* Begin *

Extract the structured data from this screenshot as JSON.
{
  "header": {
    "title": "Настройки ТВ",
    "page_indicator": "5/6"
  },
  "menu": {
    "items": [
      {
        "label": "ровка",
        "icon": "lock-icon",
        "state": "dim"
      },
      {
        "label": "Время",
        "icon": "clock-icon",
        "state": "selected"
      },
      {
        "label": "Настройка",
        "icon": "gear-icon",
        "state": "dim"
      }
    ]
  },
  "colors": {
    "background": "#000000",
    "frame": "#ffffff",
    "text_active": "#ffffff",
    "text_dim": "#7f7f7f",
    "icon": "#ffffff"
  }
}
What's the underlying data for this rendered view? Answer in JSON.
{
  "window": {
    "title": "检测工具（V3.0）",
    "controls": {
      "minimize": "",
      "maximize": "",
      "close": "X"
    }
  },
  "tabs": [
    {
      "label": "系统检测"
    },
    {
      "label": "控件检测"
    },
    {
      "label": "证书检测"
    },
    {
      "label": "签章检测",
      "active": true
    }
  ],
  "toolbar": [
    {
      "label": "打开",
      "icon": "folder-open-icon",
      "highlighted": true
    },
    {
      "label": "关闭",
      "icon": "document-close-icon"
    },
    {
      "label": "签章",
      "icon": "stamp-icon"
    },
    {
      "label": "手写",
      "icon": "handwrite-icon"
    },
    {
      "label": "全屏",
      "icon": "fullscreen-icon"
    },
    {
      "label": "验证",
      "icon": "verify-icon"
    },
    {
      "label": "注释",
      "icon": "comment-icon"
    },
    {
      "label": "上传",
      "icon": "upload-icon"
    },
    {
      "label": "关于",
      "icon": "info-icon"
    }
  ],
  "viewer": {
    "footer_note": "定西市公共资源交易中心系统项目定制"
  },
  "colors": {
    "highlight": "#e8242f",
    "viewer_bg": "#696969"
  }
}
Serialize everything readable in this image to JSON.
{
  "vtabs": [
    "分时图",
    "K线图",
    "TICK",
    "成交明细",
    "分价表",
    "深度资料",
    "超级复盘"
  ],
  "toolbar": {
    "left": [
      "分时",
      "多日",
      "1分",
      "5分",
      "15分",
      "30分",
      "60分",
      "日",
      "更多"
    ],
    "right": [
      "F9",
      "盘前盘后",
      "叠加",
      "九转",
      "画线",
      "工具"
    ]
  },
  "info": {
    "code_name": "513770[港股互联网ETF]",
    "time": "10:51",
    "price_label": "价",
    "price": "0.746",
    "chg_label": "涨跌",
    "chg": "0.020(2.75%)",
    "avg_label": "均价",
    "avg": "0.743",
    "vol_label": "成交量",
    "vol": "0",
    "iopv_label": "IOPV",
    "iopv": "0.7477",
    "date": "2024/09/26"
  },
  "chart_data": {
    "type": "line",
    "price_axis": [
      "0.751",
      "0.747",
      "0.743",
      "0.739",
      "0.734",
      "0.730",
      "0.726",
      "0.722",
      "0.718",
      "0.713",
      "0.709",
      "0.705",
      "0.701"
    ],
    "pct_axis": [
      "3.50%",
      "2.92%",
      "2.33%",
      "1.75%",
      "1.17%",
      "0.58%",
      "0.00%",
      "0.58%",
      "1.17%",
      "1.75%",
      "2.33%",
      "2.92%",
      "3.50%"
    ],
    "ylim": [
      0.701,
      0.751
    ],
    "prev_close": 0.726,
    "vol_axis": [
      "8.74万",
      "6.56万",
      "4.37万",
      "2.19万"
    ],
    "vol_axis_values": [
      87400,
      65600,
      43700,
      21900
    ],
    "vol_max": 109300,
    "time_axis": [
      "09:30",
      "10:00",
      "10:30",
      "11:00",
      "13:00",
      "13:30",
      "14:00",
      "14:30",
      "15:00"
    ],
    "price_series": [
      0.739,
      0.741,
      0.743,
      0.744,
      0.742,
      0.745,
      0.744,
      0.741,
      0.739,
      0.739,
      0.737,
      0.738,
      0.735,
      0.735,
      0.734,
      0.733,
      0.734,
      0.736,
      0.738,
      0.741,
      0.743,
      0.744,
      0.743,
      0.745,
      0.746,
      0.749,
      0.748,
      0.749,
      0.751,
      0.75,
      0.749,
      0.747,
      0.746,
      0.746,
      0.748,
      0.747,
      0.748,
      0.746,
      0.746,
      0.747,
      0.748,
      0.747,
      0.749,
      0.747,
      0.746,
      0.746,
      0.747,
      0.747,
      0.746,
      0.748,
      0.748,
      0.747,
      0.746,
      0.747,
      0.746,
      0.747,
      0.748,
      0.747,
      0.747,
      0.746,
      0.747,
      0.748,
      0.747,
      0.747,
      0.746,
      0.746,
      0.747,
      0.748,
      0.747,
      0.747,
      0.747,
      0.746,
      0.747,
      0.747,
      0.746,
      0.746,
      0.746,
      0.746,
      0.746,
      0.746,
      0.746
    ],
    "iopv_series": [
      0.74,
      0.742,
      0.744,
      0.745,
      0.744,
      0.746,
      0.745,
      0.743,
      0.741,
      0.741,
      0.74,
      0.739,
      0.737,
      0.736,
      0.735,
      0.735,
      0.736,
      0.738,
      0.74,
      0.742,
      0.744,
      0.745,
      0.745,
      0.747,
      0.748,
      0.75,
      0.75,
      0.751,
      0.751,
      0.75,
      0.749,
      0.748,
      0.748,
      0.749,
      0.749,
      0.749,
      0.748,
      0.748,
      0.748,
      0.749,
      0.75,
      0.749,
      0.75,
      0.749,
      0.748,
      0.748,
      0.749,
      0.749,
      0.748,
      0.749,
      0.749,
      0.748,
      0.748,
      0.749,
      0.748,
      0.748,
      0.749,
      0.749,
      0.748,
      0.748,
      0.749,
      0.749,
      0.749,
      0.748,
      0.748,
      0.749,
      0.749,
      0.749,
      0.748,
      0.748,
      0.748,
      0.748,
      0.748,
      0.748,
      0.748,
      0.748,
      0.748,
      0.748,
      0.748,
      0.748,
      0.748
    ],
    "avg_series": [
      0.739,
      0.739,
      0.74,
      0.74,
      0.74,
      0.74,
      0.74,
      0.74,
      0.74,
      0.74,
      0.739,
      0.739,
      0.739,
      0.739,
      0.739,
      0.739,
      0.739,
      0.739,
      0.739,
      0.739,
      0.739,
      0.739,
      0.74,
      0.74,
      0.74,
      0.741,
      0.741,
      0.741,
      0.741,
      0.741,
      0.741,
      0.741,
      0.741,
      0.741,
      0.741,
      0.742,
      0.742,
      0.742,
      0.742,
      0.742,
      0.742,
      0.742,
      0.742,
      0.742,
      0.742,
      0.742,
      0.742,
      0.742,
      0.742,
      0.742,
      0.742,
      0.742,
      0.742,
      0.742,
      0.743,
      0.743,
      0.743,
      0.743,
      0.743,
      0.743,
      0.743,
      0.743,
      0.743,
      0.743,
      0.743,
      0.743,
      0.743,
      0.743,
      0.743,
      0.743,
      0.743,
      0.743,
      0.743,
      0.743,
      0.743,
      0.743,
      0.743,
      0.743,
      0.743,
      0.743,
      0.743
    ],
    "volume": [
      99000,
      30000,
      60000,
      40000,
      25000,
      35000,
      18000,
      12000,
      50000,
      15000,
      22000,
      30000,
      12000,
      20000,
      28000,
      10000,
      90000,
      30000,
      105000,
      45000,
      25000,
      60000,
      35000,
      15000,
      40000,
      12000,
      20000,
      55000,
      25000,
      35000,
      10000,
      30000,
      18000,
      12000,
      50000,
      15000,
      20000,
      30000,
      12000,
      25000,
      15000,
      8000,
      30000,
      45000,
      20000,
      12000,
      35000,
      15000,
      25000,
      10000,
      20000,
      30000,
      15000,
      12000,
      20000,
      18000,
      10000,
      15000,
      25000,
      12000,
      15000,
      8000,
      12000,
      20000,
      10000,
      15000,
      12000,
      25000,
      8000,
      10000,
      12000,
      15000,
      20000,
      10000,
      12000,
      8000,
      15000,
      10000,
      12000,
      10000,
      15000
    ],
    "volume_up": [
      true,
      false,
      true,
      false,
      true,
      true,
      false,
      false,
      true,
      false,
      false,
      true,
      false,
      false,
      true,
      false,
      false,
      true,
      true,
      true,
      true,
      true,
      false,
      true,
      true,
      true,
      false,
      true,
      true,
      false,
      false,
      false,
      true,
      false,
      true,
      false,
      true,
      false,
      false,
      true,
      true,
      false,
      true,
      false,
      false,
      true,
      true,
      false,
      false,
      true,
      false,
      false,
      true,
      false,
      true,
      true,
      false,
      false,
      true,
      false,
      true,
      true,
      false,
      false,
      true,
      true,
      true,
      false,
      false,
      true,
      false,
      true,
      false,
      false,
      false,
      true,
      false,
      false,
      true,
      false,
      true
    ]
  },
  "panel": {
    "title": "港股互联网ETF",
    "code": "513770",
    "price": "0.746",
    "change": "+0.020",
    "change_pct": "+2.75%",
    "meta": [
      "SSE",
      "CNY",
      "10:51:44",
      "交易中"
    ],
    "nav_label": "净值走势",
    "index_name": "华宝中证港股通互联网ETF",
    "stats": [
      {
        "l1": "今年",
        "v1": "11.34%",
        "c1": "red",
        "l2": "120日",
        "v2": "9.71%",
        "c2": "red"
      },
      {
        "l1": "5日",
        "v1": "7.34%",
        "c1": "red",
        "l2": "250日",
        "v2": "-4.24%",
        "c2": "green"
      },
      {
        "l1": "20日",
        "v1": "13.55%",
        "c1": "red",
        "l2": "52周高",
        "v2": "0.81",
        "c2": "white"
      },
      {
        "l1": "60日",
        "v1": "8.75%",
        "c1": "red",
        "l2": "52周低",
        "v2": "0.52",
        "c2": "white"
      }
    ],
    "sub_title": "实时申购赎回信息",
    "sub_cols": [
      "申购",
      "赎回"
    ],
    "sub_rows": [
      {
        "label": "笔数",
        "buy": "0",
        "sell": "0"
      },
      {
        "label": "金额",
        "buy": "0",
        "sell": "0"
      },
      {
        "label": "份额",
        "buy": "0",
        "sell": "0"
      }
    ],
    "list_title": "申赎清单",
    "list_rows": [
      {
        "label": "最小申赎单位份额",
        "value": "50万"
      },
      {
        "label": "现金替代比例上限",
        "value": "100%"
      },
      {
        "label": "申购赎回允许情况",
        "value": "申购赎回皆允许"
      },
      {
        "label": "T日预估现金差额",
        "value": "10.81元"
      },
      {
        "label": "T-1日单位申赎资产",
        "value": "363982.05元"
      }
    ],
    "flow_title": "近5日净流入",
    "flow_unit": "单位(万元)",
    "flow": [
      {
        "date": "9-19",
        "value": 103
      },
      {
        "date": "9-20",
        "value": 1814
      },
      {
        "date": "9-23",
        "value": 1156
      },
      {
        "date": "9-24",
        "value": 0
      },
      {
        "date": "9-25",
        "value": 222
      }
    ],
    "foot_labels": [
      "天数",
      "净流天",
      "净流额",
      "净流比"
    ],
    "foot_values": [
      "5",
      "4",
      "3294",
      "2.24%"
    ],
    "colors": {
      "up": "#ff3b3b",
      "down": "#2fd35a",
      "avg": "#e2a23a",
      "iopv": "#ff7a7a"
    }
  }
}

* End *

[Instructions to follow] Working from the listing above, pick out every line that has "date" and copy it.

[Worked solution]
    "date": "2024/09/26"
        "date": "9-19",
        "date": "9-20",
        "date": "9-23",
        "date": "9-24",
        "date": "9-25",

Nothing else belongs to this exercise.